• Problem details:
Pictures stay out of your copy, but everything else in the records below must be repeated exactly.

• Exercise material:
━━━━━━━━
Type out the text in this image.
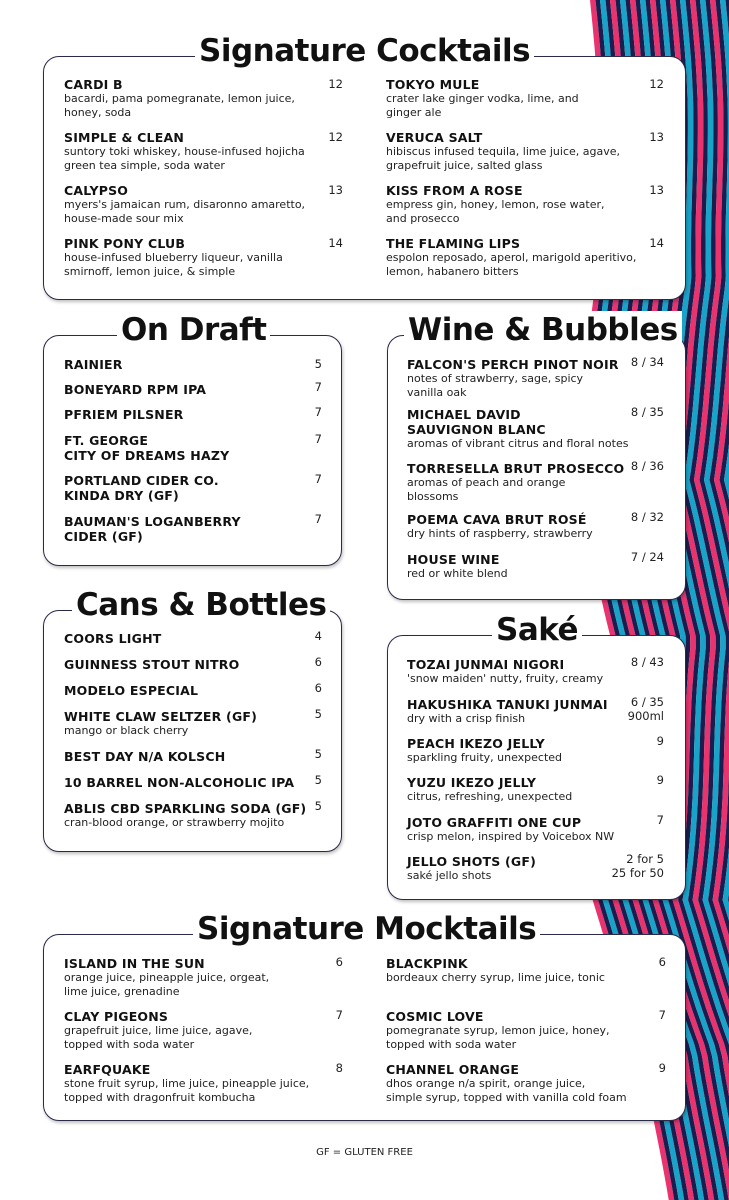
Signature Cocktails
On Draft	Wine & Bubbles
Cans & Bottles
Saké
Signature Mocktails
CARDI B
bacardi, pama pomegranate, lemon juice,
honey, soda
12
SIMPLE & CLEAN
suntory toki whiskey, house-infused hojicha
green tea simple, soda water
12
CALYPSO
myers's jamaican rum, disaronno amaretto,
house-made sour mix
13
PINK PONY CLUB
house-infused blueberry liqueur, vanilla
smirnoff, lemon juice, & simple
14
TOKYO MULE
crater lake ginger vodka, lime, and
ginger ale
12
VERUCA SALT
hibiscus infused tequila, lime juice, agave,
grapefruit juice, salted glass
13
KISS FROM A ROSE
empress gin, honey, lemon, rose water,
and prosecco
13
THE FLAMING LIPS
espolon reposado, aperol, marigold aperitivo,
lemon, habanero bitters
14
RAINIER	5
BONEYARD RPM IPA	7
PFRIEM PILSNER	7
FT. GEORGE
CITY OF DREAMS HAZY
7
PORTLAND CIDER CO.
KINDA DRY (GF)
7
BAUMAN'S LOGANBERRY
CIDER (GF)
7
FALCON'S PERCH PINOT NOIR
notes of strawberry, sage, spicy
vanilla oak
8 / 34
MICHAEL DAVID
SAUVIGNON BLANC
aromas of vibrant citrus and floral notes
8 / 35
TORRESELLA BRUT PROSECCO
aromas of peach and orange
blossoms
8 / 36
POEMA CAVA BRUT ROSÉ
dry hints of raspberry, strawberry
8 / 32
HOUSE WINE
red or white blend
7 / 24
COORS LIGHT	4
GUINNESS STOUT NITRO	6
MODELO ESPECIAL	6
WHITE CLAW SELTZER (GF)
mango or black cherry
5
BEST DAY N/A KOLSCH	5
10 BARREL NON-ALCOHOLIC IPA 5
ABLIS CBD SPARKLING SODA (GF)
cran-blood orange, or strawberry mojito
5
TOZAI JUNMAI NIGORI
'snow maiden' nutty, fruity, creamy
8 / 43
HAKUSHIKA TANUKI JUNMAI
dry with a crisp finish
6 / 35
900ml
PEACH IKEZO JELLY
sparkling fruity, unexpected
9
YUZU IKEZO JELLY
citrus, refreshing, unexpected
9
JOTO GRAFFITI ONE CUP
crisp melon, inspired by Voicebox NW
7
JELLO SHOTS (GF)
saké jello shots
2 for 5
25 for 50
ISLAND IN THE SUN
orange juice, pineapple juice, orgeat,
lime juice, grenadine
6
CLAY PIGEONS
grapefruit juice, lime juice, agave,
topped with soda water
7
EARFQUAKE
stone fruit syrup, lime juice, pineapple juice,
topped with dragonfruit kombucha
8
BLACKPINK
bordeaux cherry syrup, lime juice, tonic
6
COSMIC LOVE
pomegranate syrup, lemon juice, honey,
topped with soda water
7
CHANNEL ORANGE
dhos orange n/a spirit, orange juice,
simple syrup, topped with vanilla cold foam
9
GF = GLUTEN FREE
━━━━━━━━
• Reply to the exercise:
Type out the text in this image.
Signature Cocktails
On Draft	Wine & Bubbles
Cans & Bottles
Saké
Signature Mocktails
CARDI B
bacardi, pama pomegranate, lemon juice,
honey, soda
12
SIMPLE & CLEAN
suntory toki whiskey, house-infused hojicha
green tea simple, soda water
12
CALYPSO
myers's jamaican rum, disaronno amaretto,
house-made sour mix
13
PINK PONY CLUB
house-infused blueberry liqueur, vanilla
smirnoff, lemon juice, & simple
14
TOKYO MULE
crater lake ginger vodka, lime, and
ginger ale
12
VERUCA SALT
hibiscus infused tequila, lime juice, agave,
grapefruit juice, salted glass
13
KISS FROM A ROSE
empress gin, honey, lemon, rose water,
and prosecco
13
THE FLAMING LIPS
espolon reposado, aperol, marigold aperitivo,
lemon, habanero bitters
14
RAINIER	5
BONEYARD RPM IPA	7
PFRIEM PILSNER	7
FT. GEORGE
CITY OF DREAMS HAZY
7
PORTLAND CIDER CO.
KINDA DRY (GF)
7
BAUMAN'S LOGANBERRY
CIDER (GF)
7
FALCON'S PERCH PINOT NOIR
notes of strawberry, sage, spicy
vanilla oak
8 / 34
MICHAEL DAVID
SAUVIGNON BLANC
aromas of vibrant citrus and floral notes
8 / 35
TORRESELLA BRUT PROSECCO
aromas of peach and orange
blossoms
8 / 36
POEMA CAVA BRUT ROSÉ
dry hints of raspberry, strawberry
8 / 32
HOUSE WINE
red or white blend
7 / 24
COORS LIGHT	4
GUINNESS STOUT NITRO	6
MODELO ESPECIAL	6
WHITE CLAW SELTZER (GF)
mango or black cherry
5
BEST DAY N/A KOLSCH	5
10 BARREL NON-ALCOHOLIC IPA 5
ABLIS CBD SPARKLING SODA (GF)
cran-blood orange, or strawberry mojito
5
TOZAI JUNMAI NIGORI
'snow maiden' nutty, fruity, creamy
8 / 43
HAKUSHIKA TANUKI JUNMAI
dry with a crisp finish
6 / 35
900ml
PEACH IKEZO JELLY
sparkling fruity, unexpected
9
YUZU IKEZO JELLY
citrus, refreshing, unexpected
9
JOTO GRAFFITI ONE CUP
crisp melon, inspired by Voicebox NW
7
JELLO SHOTS (GF)
saké jello shots
2 for 5
25 for 50
ISLAND IN THE SUN
orange juice, pineapple juice, orgeat,
lime juice, grenadine
6
CLAY PIGEONS
grapefruit juice, lime juice, agave,
topped with soda water
7
EARFQUAKE
stone fruit syrup, lime juice, pineapple juice,
topped with dragonfruit kombucha
8
BLACKPINK
bordeaux cherry syrup, lime juice, tonic
6
COSMIC LOVE
pomegranate syrup, lemon juice, honey,
topped with soda water
7
CHANNEL ORANGE
dhos orange n/a spirit, orange juice,
simple syrup, topped with vanilla cold foam
9
GF = GLUTEN FREE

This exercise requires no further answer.